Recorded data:
========

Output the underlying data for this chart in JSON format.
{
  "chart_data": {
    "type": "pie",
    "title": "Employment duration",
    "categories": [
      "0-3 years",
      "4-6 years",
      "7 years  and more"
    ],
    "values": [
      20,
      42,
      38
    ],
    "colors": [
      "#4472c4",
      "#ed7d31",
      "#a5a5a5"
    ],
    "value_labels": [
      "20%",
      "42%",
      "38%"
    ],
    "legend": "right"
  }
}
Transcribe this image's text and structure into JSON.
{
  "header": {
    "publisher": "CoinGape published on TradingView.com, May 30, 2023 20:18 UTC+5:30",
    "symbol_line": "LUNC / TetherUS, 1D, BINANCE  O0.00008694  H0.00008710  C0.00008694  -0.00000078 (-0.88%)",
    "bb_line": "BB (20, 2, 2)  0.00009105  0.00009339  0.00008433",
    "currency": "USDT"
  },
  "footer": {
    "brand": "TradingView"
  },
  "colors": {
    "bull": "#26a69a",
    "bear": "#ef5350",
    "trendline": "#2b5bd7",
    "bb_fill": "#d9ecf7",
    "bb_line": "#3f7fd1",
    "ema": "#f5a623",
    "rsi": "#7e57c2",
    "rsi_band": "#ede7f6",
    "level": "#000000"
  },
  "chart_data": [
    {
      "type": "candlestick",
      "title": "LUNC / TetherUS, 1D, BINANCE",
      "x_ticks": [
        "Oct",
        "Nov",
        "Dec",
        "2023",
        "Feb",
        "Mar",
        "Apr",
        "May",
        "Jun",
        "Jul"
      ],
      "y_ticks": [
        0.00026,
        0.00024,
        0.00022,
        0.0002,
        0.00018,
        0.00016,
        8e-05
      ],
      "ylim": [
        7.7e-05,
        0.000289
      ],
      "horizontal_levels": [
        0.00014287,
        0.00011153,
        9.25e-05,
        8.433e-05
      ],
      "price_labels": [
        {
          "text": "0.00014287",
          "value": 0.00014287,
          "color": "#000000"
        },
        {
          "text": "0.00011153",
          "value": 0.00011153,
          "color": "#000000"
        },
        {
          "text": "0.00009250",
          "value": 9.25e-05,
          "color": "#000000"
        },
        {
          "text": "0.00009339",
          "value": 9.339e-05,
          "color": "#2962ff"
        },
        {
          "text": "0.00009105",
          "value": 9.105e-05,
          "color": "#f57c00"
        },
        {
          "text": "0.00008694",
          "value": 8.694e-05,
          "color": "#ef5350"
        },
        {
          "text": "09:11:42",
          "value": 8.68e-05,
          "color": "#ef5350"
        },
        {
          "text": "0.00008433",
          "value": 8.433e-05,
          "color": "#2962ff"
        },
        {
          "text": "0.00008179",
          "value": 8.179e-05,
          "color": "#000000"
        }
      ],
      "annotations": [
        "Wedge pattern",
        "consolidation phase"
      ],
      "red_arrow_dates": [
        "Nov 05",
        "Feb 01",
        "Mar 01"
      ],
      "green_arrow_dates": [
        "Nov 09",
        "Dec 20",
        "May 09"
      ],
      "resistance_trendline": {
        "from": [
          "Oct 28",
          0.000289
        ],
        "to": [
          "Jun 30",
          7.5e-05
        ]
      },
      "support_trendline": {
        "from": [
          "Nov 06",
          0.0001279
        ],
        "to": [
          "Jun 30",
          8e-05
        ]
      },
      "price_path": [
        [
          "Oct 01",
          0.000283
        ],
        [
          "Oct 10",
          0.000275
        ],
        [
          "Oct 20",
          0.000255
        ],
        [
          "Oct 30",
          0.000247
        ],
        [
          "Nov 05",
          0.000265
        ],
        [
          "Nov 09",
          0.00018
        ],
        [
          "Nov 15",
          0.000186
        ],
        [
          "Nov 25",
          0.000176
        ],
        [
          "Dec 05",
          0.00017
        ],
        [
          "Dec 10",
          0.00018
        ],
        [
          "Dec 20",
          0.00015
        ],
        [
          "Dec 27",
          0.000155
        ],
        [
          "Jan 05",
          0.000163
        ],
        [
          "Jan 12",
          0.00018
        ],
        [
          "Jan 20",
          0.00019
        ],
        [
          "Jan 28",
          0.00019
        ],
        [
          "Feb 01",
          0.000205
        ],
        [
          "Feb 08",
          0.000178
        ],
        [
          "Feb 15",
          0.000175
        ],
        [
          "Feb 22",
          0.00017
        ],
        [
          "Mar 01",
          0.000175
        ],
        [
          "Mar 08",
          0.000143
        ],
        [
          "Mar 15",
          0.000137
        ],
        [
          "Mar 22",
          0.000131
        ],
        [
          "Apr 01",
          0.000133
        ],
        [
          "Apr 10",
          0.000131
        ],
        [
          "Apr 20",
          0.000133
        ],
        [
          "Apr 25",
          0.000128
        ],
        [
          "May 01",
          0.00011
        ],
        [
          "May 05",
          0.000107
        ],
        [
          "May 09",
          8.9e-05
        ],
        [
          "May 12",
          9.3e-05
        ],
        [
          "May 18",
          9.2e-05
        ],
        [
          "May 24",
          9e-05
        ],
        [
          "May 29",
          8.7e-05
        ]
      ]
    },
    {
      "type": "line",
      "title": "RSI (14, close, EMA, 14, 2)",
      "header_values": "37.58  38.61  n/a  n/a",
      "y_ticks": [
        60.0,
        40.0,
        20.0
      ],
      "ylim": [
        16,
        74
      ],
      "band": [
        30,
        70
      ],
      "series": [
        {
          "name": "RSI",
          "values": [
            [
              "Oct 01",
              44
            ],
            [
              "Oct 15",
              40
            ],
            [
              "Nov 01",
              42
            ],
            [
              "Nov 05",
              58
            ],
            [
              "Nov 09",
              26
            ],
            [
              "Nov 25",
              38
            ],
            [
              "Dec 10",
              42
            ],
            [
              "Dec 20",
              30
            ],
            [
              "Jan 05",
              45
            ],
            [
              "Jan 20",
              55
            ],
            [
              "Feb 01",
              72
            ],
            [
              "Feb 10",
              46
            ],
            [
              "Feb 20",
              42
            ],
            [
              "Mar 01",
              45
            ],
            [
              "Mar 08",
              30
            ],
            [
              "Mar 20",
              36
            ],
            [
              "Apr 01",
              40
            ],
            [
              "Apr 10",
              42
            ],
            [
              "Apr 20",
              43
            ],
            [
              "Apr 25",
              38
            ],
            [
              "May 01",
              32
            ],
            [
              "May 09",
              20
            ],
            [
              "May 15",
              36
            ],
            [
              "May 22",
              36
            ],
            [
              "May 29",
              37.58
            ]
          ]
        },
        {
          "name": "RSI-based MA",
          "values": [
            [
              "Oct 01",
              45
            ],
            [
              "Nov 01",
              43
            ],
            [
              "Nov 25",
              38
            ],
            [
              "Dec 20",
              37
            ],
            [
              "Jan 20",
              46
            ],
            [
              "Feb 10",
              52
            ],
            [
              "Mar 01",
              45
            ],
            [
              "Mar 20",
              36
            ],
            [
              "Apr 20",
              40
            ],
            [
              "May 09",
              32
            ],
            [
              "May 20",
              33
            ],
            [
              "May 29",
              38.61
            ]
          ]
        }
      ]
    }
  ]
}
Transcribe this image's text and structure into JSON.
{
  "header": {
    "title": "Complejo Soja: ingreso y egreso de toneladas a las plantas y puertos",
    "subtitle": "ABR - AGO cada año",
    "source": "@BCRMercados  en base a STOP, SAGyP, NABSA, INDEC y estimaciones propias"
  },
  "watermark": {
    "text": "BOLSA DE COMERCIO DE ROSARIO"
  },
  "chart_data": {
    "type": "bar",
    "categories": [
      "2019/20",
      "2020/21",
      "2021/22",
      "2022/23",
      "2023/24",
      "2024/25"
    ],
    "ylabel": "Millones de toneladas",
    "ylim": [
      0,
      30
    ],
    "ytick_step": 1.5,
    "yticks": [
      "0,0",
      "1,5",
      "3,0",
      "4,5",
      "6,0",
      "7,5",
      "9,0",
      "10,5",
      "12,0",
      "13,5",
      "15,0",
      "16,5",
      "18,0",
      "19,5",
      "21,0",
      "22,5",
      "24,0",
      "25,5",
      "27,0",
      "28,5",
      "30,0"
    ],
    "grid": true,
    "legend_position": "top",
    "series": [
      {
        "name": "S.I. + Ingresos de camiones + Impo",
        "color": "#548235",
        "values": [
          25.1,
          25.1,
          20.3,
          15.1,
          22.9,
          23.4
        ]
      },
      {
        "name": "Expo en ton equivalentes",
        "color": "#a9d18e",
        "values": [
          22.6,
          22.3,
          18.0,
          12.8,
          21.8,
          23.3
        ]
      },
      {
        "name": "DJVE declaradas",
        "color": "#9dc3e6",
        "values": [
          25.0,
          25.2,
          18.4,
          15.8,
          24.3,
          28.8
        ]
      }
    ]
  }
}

========

▶ Requirement
From the data above, show each line that contains "name".

▶ Solved problem
          "name": "RSI",
          "name": "RSI-based MA",
        "name": "S.I. + Ingresos de camiones + Impo",
        "name": "Expo en ton equivalentes",
        "name": "DJVE declaradas",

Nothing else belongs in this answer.